INSTRUCTIONS FOR THE TASK — From the data that follows, copy every line holding the string "Relay".

Dataset records
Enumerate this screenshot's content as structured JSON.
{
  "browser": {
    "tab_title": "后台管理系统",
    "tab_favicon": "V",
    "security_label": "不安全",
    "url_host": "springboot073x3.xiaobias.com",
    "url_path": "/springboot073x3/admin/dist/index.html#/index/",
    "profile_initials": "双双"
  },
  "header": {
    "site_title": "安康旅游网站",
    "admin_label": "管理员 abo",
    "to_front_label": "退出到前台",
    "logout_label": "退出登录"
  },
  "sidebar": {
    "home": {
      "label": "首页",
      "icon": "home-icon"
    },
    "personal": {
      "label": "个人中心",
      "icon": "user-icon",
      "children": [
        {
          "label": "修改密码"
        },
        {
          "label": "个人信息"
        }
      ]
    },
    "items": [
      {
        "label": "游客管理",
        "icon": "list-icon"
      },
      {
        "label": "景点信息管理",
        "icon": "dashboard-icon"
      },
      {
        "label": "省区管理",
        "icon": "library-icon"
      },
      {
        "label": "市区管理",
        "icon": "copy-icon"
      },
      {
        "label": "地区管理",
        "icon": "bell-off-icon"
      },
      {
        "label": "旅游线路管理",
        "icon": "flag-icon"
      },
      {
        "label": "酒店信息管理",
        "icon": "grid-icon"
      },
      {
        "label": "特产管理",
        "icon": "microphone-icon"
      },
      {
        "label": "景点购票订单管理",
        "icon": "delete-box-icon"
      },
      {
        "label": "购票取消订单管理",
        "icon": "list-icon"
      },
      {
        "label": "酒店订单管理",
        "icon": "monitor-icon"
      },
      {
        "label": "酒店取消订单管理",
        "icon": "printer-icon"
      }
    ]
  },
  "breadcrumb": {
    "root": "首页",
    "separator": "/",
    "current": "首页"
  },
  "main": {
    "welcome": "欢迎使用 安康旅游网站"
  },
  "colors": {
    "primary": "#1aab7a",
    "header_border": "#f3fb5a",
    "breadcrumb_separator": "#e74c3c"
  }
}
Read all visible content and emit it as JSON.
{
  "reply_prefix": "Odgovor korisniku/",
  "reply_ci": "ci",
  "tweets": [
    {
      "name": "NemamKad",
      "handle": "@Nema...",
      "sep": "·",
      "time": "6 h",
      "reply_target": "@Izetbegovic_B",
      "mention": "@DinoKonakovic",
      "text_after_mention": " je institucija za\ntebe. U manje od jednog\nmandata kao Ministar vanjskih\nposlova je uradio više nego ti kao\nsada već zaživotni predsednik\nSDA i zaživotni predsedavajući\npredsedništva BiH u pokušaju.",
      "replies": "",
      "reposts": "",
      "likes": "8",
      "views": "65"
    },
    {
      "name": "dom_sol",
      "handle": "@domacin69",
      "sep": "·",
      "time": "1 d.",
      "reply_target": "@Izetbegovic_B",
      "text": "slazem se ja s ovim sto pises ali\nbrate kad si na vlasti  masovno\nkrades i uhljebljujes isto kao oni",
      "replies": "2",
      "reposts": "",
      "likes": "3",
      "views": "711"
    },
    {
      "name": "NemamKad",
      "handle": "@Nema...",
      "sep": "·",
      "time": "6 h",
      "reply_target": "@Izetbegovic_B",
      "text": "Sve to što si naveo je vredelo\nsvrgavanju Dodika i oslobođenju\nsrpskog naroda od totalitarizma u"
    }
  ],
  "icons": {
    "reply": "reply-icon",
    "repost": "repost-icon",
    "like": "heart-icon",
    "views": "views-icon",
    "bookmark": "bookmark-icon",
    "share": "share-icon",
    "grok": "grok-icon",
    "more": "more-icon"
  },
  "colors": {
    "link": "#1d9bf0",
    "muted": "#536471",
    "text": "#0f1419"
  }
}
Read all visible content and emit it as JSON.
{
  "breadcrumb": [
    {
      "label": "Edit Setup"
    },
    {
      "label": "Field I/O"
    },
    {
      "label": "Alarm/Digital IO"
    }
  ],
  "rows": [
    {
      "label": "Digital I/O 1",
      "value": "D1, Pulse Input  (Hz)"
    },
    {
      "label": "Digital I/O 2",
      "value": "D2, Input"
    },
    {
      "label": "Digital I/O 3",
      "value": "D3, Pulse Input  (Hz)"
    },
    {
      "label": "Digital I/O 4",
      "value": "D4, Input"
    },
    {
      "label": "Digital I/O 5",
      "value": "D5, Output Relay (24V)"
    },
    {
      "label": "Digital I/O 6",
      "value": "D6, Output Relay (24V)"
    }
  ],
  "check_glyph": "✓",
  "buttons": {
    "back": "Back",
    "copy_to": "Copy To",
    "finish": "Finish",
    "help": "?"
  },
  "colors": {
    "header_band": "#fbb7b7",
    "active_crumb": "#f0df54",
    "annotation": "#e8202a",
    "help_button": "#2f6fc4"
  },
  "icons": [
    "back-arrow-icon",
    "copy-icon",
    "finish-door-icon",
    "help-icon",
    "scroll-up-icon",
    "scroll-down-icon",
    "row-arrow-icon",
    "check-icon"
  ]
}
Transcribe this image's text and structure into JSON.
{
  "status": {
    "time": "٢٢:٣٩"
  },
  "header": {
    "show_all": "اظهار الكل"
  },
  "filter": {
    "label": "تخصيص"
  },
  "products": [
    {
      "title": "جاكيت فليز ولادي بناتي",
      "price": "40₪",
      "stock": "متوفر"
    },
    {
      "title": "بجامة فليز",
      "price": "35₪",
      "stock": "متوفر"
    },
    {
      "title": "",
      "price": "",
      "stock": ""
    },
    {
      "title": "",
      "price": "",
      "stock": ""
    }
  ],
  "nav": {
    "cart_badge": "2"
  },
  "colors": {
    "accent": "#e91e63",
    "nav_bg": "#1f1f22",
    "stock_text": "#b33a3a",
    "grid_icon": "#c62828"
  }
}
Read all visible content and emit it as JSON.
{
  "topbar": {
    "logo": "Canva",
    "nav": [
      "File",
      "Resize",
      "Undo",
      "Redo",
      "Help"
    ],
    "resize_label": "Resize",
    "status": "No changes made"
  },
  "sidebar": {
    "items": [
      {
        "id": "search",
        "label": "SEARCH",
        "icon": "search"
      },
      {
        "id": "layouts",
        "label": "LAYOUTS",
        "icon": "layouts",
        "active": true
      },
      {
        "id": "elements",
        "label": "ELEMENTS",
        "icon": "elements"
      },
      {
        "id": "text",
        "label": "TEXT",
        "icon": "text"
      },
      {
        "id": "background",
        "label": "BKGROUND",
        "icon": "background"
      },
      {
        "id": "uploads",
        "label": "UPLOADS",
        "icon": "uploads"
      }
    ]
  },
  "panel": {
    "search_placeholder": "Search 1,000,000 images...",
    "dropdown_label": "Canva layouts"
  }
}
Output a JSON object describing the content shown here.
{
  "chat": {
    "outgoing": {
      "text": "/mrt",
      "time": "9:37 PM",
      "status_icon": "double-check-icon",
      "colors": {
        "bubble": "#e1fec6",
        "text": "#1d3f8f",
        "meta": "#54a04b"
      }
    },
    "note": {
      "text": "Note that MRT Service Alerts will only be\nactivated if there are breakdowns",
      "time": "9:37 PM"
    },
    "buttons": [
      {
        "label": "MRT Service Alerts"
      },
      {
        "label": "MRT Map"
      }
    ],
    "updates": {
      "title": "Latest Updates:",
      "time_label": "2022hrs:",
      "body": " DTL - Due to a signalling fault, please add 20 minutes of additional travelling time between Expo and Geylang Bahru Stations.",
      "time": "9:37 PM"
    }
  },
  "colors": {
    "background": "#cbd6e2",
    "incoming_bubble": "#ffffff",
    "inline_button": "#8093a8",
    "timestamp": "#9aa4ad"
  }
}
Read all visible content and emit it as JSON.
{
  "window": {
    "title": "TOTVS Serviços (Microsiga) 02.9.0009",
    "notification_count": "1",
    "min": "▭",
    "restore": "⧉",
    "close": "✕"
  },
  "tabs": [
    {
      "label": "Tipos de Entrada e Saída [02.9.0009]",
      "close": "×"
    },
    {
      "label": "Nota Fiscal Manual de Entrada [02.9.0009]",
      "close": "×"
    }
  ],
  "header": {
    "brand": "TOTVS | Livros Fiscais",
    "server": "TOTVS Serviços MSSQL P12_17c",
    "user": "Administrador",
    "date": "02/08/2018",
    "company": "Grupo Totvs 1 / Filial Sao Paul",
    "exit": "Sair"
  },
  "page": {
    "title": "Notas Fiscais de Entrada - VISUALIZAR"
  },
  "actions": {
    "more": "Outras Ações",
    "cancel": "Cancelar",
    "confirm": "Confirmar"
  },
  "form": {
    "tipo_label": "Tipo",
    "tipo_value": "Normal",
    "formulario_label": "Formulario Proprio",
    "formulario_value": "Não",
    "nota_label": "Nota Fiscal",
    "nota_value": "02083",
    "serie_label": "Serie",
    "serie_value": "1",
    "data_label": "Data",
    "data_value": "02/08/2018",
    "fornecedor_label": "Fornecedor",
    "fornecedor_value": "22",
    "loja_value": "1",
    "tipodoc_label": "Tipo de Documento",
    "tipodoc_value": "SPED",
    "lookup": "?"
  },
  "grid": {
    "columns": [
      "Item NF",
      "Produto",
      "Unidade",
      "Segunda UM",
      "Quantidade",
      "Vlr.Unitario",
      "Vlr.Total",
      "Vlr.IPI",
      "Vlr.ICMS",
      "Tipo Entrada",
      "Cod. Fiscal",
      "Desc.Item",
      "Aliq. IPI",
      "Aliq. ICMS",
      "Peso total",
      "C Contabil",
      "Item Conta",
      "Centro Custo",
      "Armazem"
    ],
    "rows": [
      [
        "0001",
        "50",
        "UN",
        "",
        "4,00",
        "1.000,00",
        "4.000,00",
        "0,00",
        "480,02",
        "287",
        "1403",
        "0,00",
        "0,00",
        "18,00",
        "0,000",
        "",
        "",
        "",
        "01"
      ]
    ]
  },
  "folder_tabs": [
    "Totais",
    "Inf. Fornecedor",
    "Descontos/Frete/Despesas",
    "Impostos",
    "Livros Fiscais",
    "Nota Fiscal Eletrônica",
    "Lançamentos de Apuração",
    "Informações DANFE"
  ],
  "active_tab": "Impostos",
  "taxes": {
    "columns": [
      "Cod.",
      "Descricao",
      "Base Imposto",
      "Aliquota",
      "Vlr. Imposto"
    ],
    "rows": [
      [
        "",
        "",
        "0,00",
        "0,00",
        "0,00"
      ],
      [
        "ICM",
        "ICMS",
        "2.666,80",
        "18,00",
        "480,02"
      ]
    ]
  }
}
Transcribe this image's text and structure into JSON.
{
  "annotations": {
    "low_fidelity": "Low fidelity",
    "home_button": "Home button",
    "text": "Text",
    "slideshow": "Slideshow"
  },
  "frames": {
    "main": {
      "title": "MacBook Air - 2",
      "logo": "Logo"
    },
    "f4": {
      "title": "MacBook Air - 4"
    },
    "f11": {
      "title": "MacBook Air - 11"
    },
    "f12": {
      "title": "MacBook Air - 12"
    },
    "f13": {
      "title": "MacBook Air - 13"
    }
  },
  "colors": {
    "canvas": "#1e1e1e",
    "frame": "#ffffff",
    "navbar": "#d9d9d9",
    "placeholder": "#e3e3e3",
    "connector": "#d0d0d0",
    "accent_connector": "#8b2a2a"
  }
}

TASK ANSWER —
      "value": "D5, Output Relay (24V)"
      "value": "D6, Output Relay (24V)"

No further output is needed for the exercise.